Task: Copy each line of the material below that includes the string "المحفوظات".

Data shown:
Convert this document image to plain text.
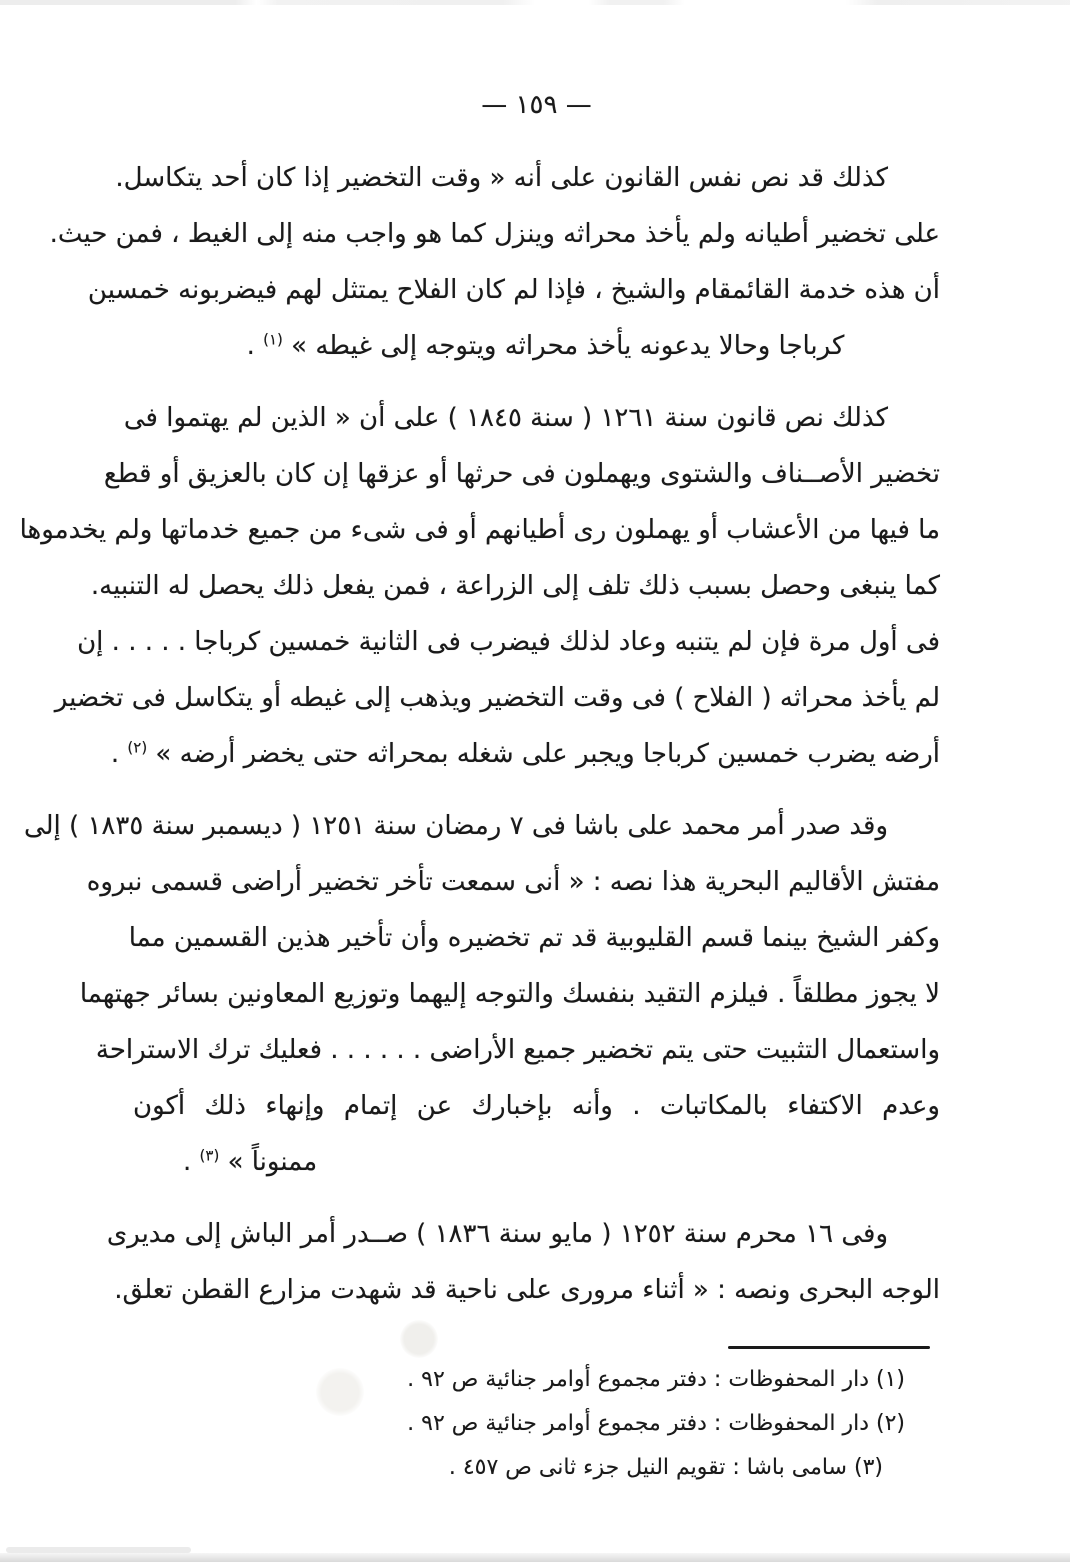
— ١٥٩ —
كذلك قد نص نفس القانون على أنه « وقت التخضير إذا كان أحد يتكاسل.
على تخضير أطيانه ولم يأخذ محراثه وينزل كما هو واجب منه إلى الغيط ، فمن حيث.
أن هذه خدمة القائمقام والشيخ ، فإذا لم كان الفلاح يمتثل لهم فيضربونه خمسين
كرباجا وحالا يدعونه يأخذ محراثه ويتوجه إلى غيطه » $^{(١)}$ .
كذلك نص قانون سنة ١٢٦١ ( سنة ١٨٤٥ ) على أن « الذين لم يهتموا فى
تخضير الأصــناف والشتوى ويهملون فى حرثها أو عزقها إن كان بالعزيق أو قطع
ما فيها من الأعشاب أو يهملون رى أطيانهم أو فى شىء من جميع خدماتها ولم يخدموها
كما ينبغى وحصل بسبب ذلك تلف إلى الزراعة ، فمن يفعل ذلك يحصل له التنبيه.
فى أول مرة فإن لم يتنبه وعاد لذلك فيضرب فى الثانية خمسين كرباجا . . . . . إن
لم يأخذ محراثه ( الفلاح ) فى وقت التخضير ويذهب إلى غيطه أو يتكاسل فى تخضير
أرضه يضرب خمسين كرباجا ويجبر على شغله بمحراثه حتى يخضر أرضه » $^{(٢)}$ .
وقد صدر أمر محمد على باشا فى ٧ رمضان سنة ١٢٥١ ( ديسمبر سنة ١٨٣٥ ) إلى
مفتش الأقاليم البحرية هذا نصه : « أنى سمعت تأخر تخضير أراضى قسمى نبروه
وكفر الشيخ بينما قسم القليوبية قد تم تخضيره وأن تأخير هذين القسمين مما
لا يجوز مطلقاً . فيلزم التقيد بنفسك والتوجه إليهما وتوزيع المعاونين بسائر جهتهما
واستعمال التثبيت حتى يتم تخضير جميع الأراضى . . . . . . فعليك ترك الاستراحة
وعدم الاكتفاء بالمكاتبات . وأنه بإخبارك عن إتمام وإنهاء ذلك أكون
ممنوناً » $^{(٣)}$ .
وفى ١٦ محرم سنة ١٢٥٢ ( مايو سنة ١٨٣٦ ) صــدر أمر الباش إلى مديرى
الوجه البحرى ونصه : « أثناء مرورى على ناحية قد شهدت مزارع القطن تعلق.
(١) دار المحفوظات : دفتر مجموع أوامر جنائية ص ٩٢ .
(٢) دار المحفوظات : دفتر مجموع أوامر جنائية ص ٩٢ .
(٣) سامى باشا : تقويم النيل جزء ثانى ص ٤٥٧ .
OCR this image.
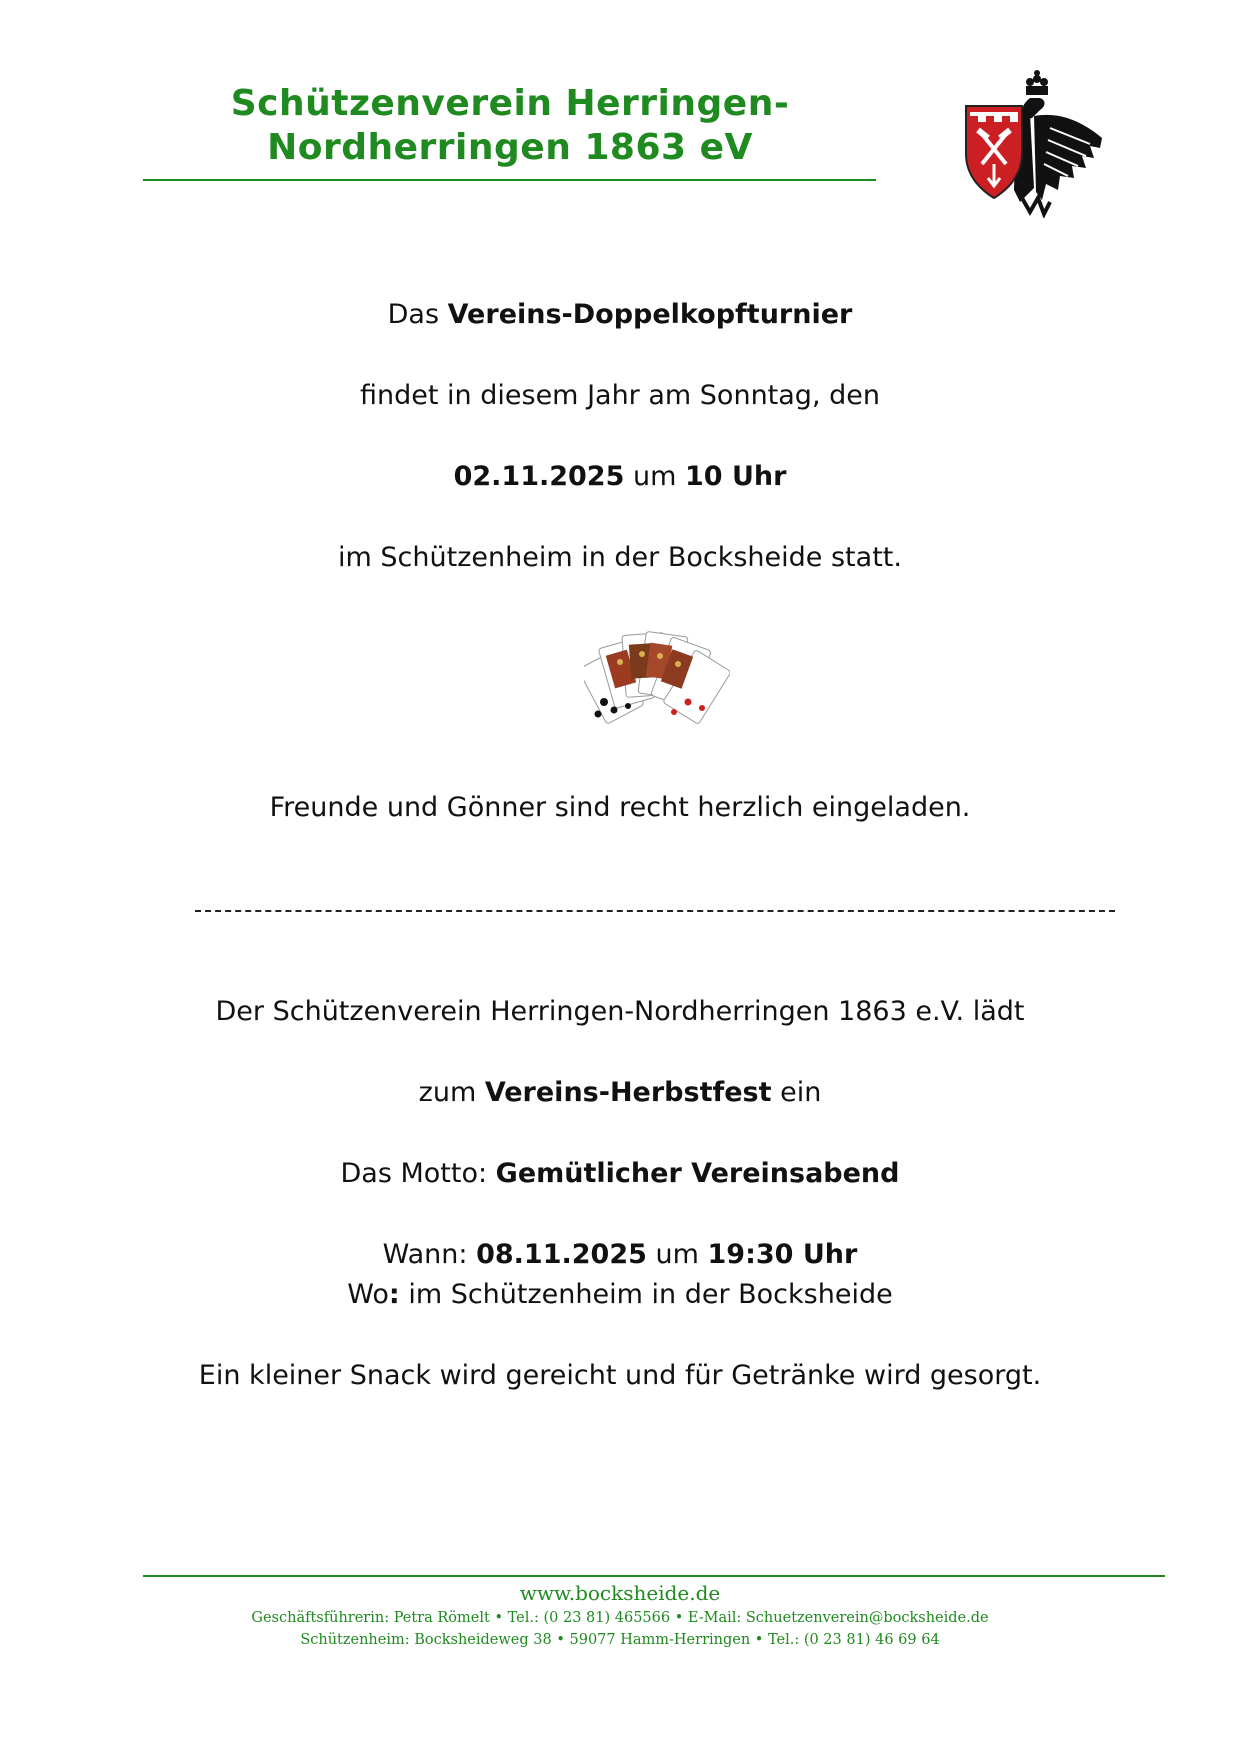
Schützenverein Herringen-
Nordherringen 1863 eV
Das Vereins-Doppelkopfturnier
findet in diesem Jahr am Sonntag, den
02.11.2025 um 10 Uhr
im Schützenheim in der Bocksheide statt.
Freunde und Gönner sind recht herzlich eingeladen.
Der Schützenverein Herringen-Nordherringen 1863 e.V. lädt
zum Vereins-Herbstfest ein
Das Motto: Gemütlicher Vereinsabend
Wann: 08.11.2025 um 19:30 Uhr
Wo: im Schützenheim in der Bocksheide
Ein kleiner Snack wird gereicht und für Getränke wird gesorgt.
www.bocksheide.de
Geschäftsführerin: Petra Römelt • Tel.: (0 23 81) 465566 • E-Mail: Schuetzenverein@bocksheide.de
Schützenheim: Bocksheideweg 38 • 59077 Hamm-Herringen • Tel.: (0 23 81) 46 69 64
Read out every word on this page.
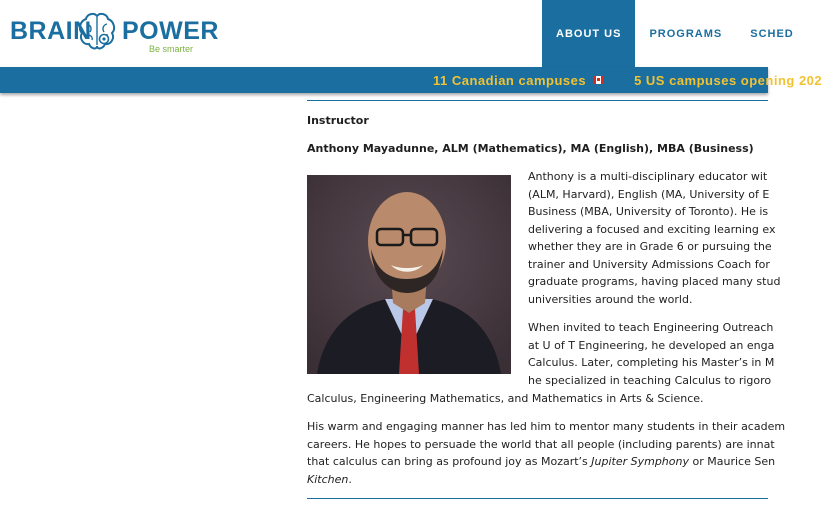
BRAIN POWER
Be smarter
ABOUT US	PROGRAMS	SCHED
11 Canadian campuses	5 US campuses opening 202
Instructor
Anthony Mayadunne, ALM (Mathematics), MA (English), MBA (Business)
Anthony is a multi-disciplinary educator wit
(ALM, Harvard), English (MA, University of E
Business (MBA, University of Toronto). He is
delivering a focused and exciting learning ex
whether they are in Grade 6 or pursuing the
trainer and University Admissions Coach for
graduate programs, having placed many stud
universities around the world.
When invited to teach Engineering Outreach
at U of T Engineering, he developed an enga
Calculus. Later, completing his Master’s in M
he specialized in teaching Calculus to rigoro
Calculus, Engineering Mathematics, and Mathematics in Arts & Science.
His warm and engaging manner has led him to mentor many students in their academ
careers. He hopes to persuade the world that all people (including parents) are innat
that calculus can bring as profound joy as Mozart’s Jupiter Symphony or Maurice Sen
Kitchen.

Answer to the exercise:
(١) دار المحفوظات : دفتر مجموع أوامر جنائية ص ٩٢ .
(٢) دار المحفوظات : دفتر مجموع أوامر جنائية ص ٩٢ .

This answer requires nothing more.